▶ _EXERCISE OBJECTIVE_: Type out all the records word for word. Any pictures are to be left out.

▶ _RAW DATA_:
[START]

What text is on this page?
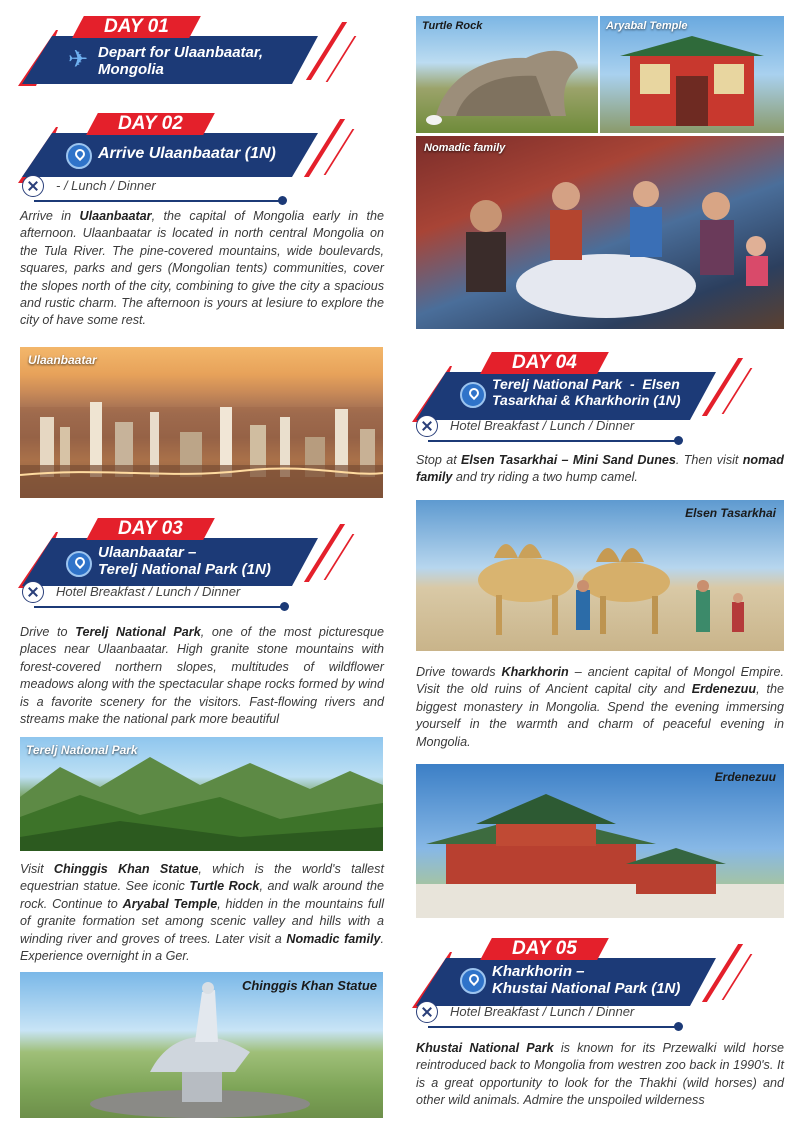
DAY 01
✈ Depart for Ulaanbaatar,
Mongolia
DAY 02
Arrive Ulaanbaatar (1N)
- / Lunch / Dinner
Arrive in Ulaanbaatar, the capital of Mongolia early in the afternoon. Ulaanbaatar is located in north central Mongolia on the Tula River. The pine-covered mountains, wide boulevards, squares, parks and gers (Mongolian tents) communities, cover the slopes north of the city, combining to give the city a spacious and rustic charm. The afternoon is yours at lesiure to explore the city of have some rest.
Ulaanbaatar
DAY 03
Ulaanbaatar –
Terelj National Park (1N)
Hotel Breakfast / Lunch / Dinner
Drive to Terelj National Park, one of the most picturesque places near Ulaanbaatar. High granite stone mountains with forest-covered northern slopes, multitudes of wildflower meadows along with the spectacular shape rocks formed by wind is a favorite scenery for the visitors. Fast-flowing rivers and streams make the national park more beautiful
Terelj National Park
Visit Chinggis Khan Statue, which is the world's tallest equestrian statue. See iconic Turtle Rock, and walk around the rock. Continue to Aryabal Temple, hidden in the mountains full of granite formation set among scenic valley and hills with a winding river and groves of trees. Later visit a Nomadic family. Experience overnight in a Ger.
Chinggis Khan Statue
Turtle Rock	Aryabal Temple
Nomadic family
DAY 04
Terelj National Park  -  Elsen
Tasarkhai & Kharkhorin (1N)
Hotel Breakfast / Lunch / Dinner
Stop at Elsen Tasarkhai – Mini Sand Dunes. Then visit nomad family and try riding a two hump camel.
Elsen Tasarkhai
Drive towards Kharkhorin – ancient capital of Mongol Empire. Visit the old ruins of Ancient capital city and Erdenezuu, the biggest monastery in Mongolia. Spend the evening immersing yourself in the warmth and charm of peaceful evening in Mongolia.
Erdenezuu
DAY 05
Kharkhorin –
Khustai National Park (1N)
Hotel Breakfast / Lunch / Dinner
Khustai National Park is known for its Przewalki wild horse reintroduced back to Mongolia from westren zoo back in 1990's. It is a great opportunity to look for the Thakhi (wild horses) and other wild animals. Admire the unspoiled wilderness
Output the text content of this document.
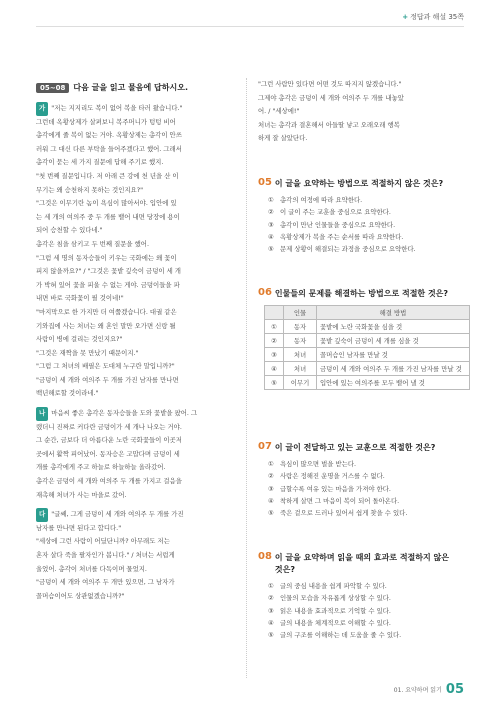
+ 정답과 해설 35쪽
05~08	다음 글을 읽고 물음에 답하시오.
가 "저는 지지리도 복이 없어 복을 타러 왔습니다."
그런데 옥황상제가 살펴보니 복주머니가 텅텅 비어
총각에게 줄 복이 없는 거야. 옥황상제는 총각이 안쓰
러워 그 대신 다른 부탁을 들어주겠다고 했어. 그래서
총각이 묻는 세 가지 질문에 답해 주기로 했지.
"첫 번째 질문입니다. 저 아래 큰 강에 천 년을 산 이
무기는 왜 승천하지 못하는 것인지요?"
"그것은 이무기란 놈이 욕심이 많아서야. 입안에 있
는 세 개의 여의주 중 두 개를 뱉어 내면 당장에 용이
되어 승천할 수 있다네."
총각은 침을 삼키고 두 번째 질문을 했어.
"그럼 세 명의 동자승들이 키우는 국화에는 왜 꽃이
피지 않을까요?" / "그것은 꽃밭 깊숙이 금덩이 세 개
가 박혀 있어 꽃을 피울 수 없는 게야. 금덩이들을 파
내면 바로 국화꽃이 필 것이네!"
"마지막으로 한 가지만 더 여쭙겠습니다. 대궐 같은
기와집에 사는 처녀는 왜 혼인 말만 오가면 신랑 될
사람이 병에 걸리는 것인지요?"
"그것은 재짝을 못 만났기 때문이지."
"그럼 그 처녀의 배필은 도대체 누구란 말입니까?"
"금덩이 세 개와 여의주 두 개를 가진 남자를 만나면
백년해로할 것이라네."
나 마음씨 좋은 총각은 동자승들을 도와 꽃밭을 팠어. 그
랬더니 진짜로 커다란 금덩이가 세 개나 나오는 거야.
그 순간, 금보다 더 아름다운 노란 국화꽃들이 이곳저
곳에서 활짝 피어났어. 동자승은 고맙다며 금덩이 세
개를 총각에게 주고 하늘로 하늘하늘 올라갔어.
총각은 금덩이 세 개와 여의주 두 개를 가지고 걸음을
재촉해 처녀가 사는 마을로 갔어.
다 "글쎄, 그게 금덩이 세 개와 여의주 두 개를 가진
남자를 만나면 된다고 합디다."
"세상에 그런 사람이 어딨단니까? 아무래도 저는
혼자 살다 죽을 팔자인가 봅니다." / 처녀는 서럽게
울었어. 총각이 처녀를 다독이며 물었지.
"금덩이 세 개와 여의주 두 개만 있으면, 그 남자가
꼴머슴이어도 상관없겠습니까?"
"그런 사람만 있다면 어떤 것도 따지지 않겠습니다."
그제야 총각은 금덩이 세 개와 여의주 두 개를 내놓았
어. / "세상에!"
처녀는 총각과 결혼해서 아들딸 낳고 오래오래 행복
하게 잘 살았단다.
05 이 글을 요약하는 방법으로 적절하지 않은 것은?
① 총각의 여정에 따라 요약한다.
② 이 글이 주는 교훈을 중심으로 요약한다.
③ 총각이 만난 인물들을 중심으로 요약한다.
④ 옥황상제가 복을 주는 순서를 따라 요약한다.
⑤ 문제 상황이 해결되는 과정을 중심으로 요약한다.
06 인물들의 문제를 해결하는 방법으로 적절한 것은?
	인물	해결 방법
①	동자	꽃밭에 노란 국화꽃을 심을 것
②	동자	꽃밭 깊숙이 금덩이 세 개를 심을 것
③	처녀	꼴머슴인 남자를 만날 것
④	처녀	금덩이 세 개와 여의주 두 개를 가진 남자를 만날 것
⑤	이무기	입안에 있는 여의주를 모두 뱉어 낼 것
07 이 글이 전달하고 있는 교훈으로 적절한 것은?
① 욕심이 많으면 벌을 받는다.
② 사람은 정해진 운명을 거스를 수 없다.
③ 급할수록 여유 있는 마음을 가져야 한다.
④ 착하게 살면 그 마음이 복이 되어 돌아온다.
⑤ 죽은 겉으로 드러나 있어서 쉽게 찾을 수 있다.
08 이 글을 요약하며 읽을 때의 효과로 적절하지 않은
것은?
① 글의 중심 내용을 쉽게 파악할 수 있다.
② 인물의 모습을 자유롭게 상상할 수 있다.
③ 읽은 내용을 효과적으로 기억할 수 있다.
④ 글의 내용을 체계적으로 이해할 수 있다.
⑤ 글의 구조를 이해하는 데 도움을 줄 수 있다.
01. 요약하며 읽기 05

[END]

▶ _PROBLEM SOLUTION_:
What text is on this page?
DAY 01
✈ Depart for Ulaanbaatar,
Mongolia
DAY 02
Arrive Ulaanbaatar (1N)
- / Lunch / Dinner
Arrive in Ulaanbaatar, the capital of Mongolia early in the afternoon. Ulaanbaatar is located in north central Mongolia on the Tula River. The pine-covered mountains, wide boulevards, squares, parks and gers (Mongolian tents) communities, cover the slopes north of the city, combining to give the city a spacious and rustic charm. The afternoon is yours at lesiure to explore the city of have some rest.
Ulaanbaatar
DAY 03
Ulaanbaatar –
Terelj National Park (1N)
Hotel Breakfast / Lunch / Dinner
Drive to Terelj National Park, one of the most picturesque places near Ulaanbaatar. High granite stone mountains with forest-covered northern slopes, multitudes of wildflower meadows along with the spectacular shape rocks formed by wind is a favorite scenery for the visitors. Fast-flowing rivers and streams make the national park more beautiful
Terelj National Park
Visit Chinggis Khan Statue, which is the world's tallest equestrian statue. See iconic Turtle Rock, and walk around the rock. Continue to Aryabal Temple, hidden in the mountains full of granite formation set among scenic valley and hills with a winding river and groves of trees. Later visit a Nomadic family. Experience overnight in a Ger.
Chinggis Khan Statue
Turtle Rock	Aryabal Temple
Nomadic family
DAY 04
Terelj National Park  -  Elsen
Tasarkhai & Kharkhorin (1N)
Hotel Breakfast / Lunch / Dinner
Stop at Elsen Tasarkhai – Mini Sand Dunes. Then visit nomad family and try riding a two hump camel.
Elsen Tasarkhai
Drive towards Kharkhorin – ancient capital of Mongol Empire. Visit the old ruins of Ancient capital city and Erdenezuu, the biggest monastery in Mongolia. Spend the evening immersing yourself in the warmth and charm of peaceful evening in Mongolia.
Erdenezuu
DAY 05
Kharkhorin –
Khustai National Park (1N)
Hotel Breakfast / Lunch / Dinner
Khustai National Park is known for its Przewalki wild horse reintroduced back to Mongolia from westren zoo back in 1990's. It is a great opportunity to look for the Thakhi (wild horses) and other wild animals. Admire the unspoiled wilderness
Output the text content of this document.
+ 정답과 해설 35쪽
05~08	다음 글을 읽고 물음에 답하시오.
가 "저는 지지리도 복이 없어 복을 타러 왔습니다."
그런데 옥황상제가 살펴보니 복주머니가 텅텅 비어
총각에게 줄 복이 없는 거야. 옥황상제는 총각이 안쓰
러워 그 대신 다른 부탁을 들어주겠다고 했어. 그래서
총각이 묻는 세 가지 질문에 답해 주기로 했지.
"첫 번째 질문입니다. 저 아래 큰 강에 천 년을 산 이
무기는 왜 승천하지 못하는 것인지요?"
"그것은 이무기란 놈이 욕심이 많아서야. 입안에 있
는 세 개의 여의주 중 두 개를 뱉어 내면 당장에 용이
되어 승천할 수 있다네."
총각은 침을 삼키고 두 번째 질문을 했어.
"그럼 세 명의 동자승들이 키우는 국화에는 왜 꽃이
피지 않을까요?" / "그것은 꽃밭 깊숙이 금덩이 세 개
가 박혀 있어 꽃을 피울 수 없는 게야. 금덩이들을 파
내면 바로 국화꽃이 필 것이네!"
"마지막으로 한 가지만 더 여쭙겠습니다. 대궐 같은
기와집에 사는 처녀는 왜 혼인 말만 오가면 신랑 될
사람이 병에 걸리는 것인지요?"
"그것은 재짝을 못 만났기 때문이지."
"그럼 그 처녀의 배필은 도대체 누구란 말입니까?"
"금덩이 세 개와 여의주 두 개를 가진 남자를 만나면
백년해로할 것이라네."
나 마음씨 좋은 총각은 동자승들을 도와 꽃밭을 팠어. 그
랬더니 진짜로 커다란 금덩이가 세 개나 나오는 거야.
그 순간, 금보다 더 아름다운 노란 국화꽃들이 이곳저
곳에서 활짝 피어났어. 동자승은 고맙다며 금덩이 세
개를 총각에게 주고 하늘로 하늘하늘 올라갔어.
총각은 금덩이 세 개와 여의주 두 개를 가지고 걸음을
재촉해 처녀가 사는 마을로 갔어.
다 "글쎄, 그게 금덩이 세 개와 여의주 두 개를 가진
남자를 만나면 된다고 합디다."
"세상에 그런 사람이 어딨단니까? 아무래도 저는
혼자 살다 죽을 팔자인가 봅니다." / 처녀는 서럽게
울었어. 총각이 처녀를 다독이며 물었지.
"금덩이 세 개와 여의주 두 개만 있으면, 그 남자가
꼴머슴이어도 상관없겠습니까?"
"그런 사람만 있다면 어떤 것도 따지지 않겠습니다."
그제야 총각은 금덩이 세 개와 여의주 두 개를 내놓았
어. / "세상에!"
처녀는 총각과 결혼해서 아들딸 낳고 오래오래 행복
하게 잘 살았단다.
05 이 글을 요약하는 방법으로 적절하지 않은 것은?
① 총각의 여정에 따라 요약한다.
② 이 글이 주는 교훈을 중심으로 요약한다.
③ 총각이 만난 인물들을 중심으로 요약한다.
④ 옥황상제가 복을 주는 순서를 따라 요약한다.
⑤ 문제 상황이 해결되는 과정을 중심으로 요약한다.
06 인물들의 문제를 해결하는 방법으로 적절한 것은?
	인물	해결 방법
①	동자	꽃밭에 노란 국화꽃을 심을 것
②	동자	꽃밭 깊숙이 금덩이 세 개를 심을 것
③	처녀	꼴머슴인 남자를 만날 것
④	처녀	금덩이 세 개와 여의주 두 개를 가진 남자를 만날 것
⑤	이무기	입안에 있는 여의주를 모두 뱉어 낼 것
07 이 글이 전달하고 있는 교훈으로 적절한 것은?
① 욕심이 많으면 벌을 받는다.
② 사람은 정해진 운명을 거스를 수 없다.
③ 급할수록 여유 있는 마음을 가져야 한다.
④ 착하게 살면 그 마음이 복이 되어 돌아온다.
⑤ 죽은 겉으로 드러나 있어서 쉽게 찾을 수 있다.
08 이 글을 요약하며 읽을 때의 효과로 적절하지 않은
것은?
① 글의 중심 내용을 쉽게 파악할 수 있다.
② 인물의 모습을 자유롭게 상상할 수 있다.
③ 읽은 내용을 효과적으로 기억할 수 있다.
④ 글의 내용을 체계적으로 이해할 수 있다.
⑤ 글의 구조를 이해하는 데 도움을 줄 수 있다.
01. 요약하며 읽기 05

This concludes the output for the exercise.